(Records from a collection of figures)
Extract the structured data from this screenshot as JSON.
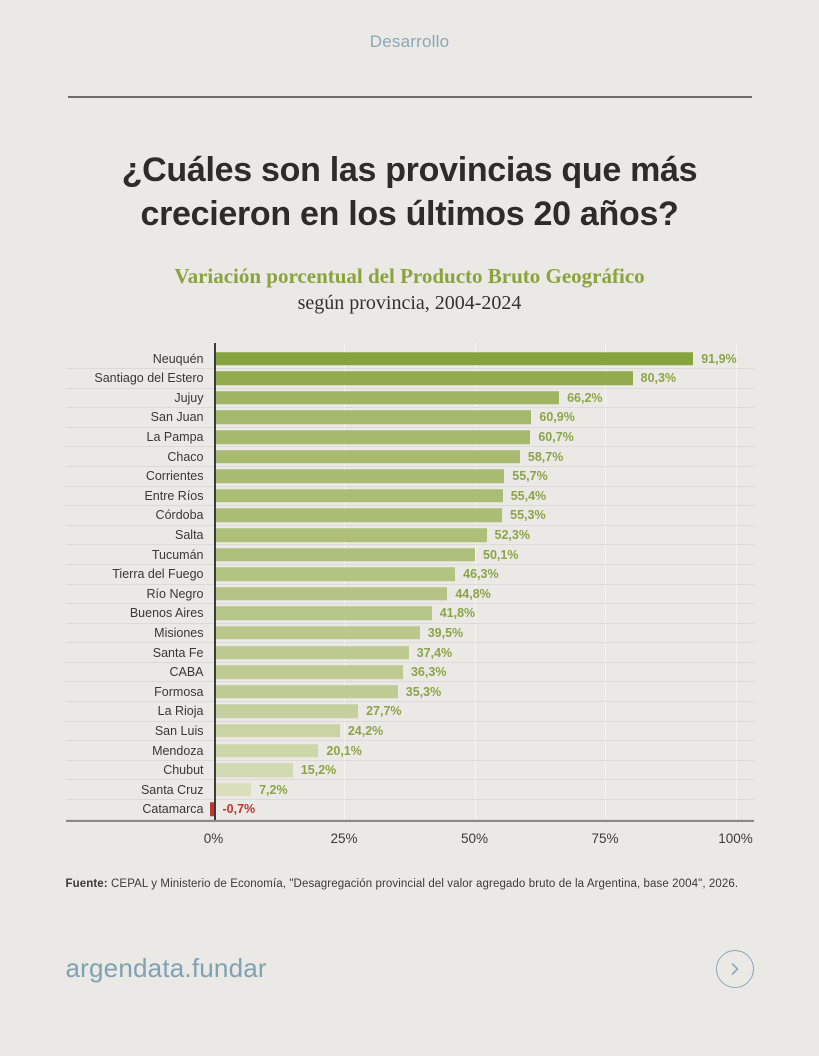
{
  "page": {
    "kicker": "Desarrollo",
    "title": "¿Cuáles son las provincias que más crecieron en los últimos 20 años?",
    "source_label": "Fuente:",
    "source_text": " CEPAL y Ministerio de Economía, \"Desagregación provincial del valor agregado bruto de la Argentina, base 2004\", 2026.",
    "brand": "argendata.fundar"
  },
  "colors": {
    "background": "#eae9e6",
    "kicker": "#8aa8b6",
    "title": "#2e2c29",
    "chart_title_green": "#8ba33c",
    "bar_color_max": "#7f9d32",
    "bar_color_min": "#e0e4c7",
    "bar_negative": "#c1352e",
    "value_label": "#8ca445",
    "value_label_negative": "#c1352e",
    "zero_axis": "#3c3c3c",
    "gridline": "#f5f5f1",
    "row_separator": "#dbdad6",
    "brand": "#7fa2b2"
  },
  "chart_data": {
    "type": "bar",
    "orientation": "horizontal",
    "title": "Variación porcentual del Producto Bruto Geográfico",
    "subtitle": "según provincia, 2004-2024",
    "categories": [
      "Neuquén",
      "Santiago del Estero",
      "Jujuy",
      "San Juan",
      "La Pampa",
      "Chaco",
      "Corrientes",
      "Entre Ríos",
      "Córdoba",
      "Salta",
      "Tucumán",
      "Tierra del Fuego",
      "Río Negro",
      "Buenos Aires",
      "Misiones",
      "Santa Fe",
      "CABA",
      "Formosa",
      "La Rioja",
      "San Luis",
      "Mendoza",
      "Chubut",
      "Santa Cruz",
      "Catamarca"
    ],
    "values": [
      91.9,
      80.3,
      66.2,
      60.9,
      60.7,
      58.7,
      55.7,
      55.4,
      55.3,
      52.3,
      50.1,
      46.3,
      44.8,
      41.8,
      39.5,
      37.4,
      36.3,
      35.3,
      27.7,
      24.2,
      20.1,
      15.2,
      7.2,
      -0.7
    ],
    "value_labels": [
      "91,9%",
      "80,3%",
      "66,2%",
      "60,9%",
      "60,7%",
      "58,7%",
      "55,7%",
      "55,4%",
      "55,3%",
      "52,3%",
      "50,1%",
      "46,3%",
      "44,8%",
      "41,8%",
      "39,5%",
      "37,4%",
      "36,3%",
      "35,3%",
      "27,7%",
      "24,2%",
      "20,1%",
      "15,2%",
      "7,2%",
      "-0,7%"
    ],
    "xlim": [
      0,
      100
    ],
    "x_tick_values": [
      0,
      25,
      50,
      75,
      100
    ],
    "x_tick_labels": [
      "0%",
      "25%",
      "50%",
      "75%",
      "100%"
    ],
    "grid": true,
    "legend": false,
    "value_label_position": "outside-end"
  }
}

— Set exercise —
Transcribe the preceding listing in its entirety and with exact wording, leaving out pictures.

— Output —
Extract the structured data from this screenshot as JSON.
{
  "page": {
    "kicker": "Desarrollo",
    "title": "¿Cuáles son las provincias que más crecieron en los últimos 20 años?",
    "source_label": "Fuente:",
    "source_text": " CEPAL y Ministerio de Economía, \"Desagregación provincial del valor agregado bruto de la Argentina, base 2004\", 2026.",
    "brand": "argendata.fundar"
  },
  "colors": {
    "background": "#eae9e6",
    "kicker": "#8aa8b6",
    "title": "#2e2c29",
    "chart_title_green": "#8ba33c",
    "bar_color_max": "#7f9d32",
    "bar_color_min": "#e0e4c7",
    "bar_negative": "#c1352e",
    "value_label": "#8ca445",
    "value_label_negative": "#c1352e",
    "zero_axis": "#3c3c3c",
    "gridline": "#f5f5f1",
    "row_separator": "#dbdad6",
    "brand": "#7fa2b2"
  },
  "chart_data": {
    "type": "bar",
    "orientation": "horizontal",
    "title": "Variación porcentual del Producto Bruto Geográfico",
    "subtitle": "según provincia, 2004-2024",
    "categories": [
      "Neuquén",
      "Santiago del Estero",
      "Jujuy",
      "San Juan",
      "La Pampa",
      "Chaco",
      "Corrientes",
      "Entre Ríos",
      "Córdoba",
      "Salta",
      "Tucumán",
      "Tierra del Fuego",
      "Río Negro",
      "Buenos Aires",
      "Misiones",
      "Santa Fe",
      "CABA",
      "Formosa",
      "La Rioja",
      "San Luis",
      "Mendoza",
      "Chubut",
      "Santa Cruz",
      "Catamarca"
    ],
    "values": [
      91.9,
      80.3,
      66.2,
      60.9,
      60.7,
      58.7,
      55.7,
      55.4,
      55.3,
      52.3,
      50.1,
      46.3,
      44.8,
      41.8,
      39.5,
      37.4,
      36.3,
      35.3,
      27.7,
      24.2,
      20.1,
      15.2,
      7.2,
      -0.7
    ],
    "value_labels": [
      "91,9%",
      "80,3%",
      "66,2%",
      "60,9%",
      "60,7%",
      "58,7%",
      "55,7%",
      "55,4%",
      "55,3%",
      "52,3%",
      "50,1%",
      "46,3%",
      "44,8%",
      "41,8%",
      "39,5%",
      "37,4%",
      "36,3%",
      "35,3%",
      "27,7%",
      "24,2%",
      "20,1%",
      "15,2%",
      "7,2%",
      "-0,7%"
    ],
    "xlim": [
      0,
      100
    ],
    "x_tick_values": [
      0,
      25,
      50,
      75,
      100
    ],
    "x_tick_labels": [
      "0%",
      "25%",
      "50%",
      "75%",
      "100%"
    ],
    "grid": true,
    "legend": false,
    "value_label_position": "outside-end"
  }
}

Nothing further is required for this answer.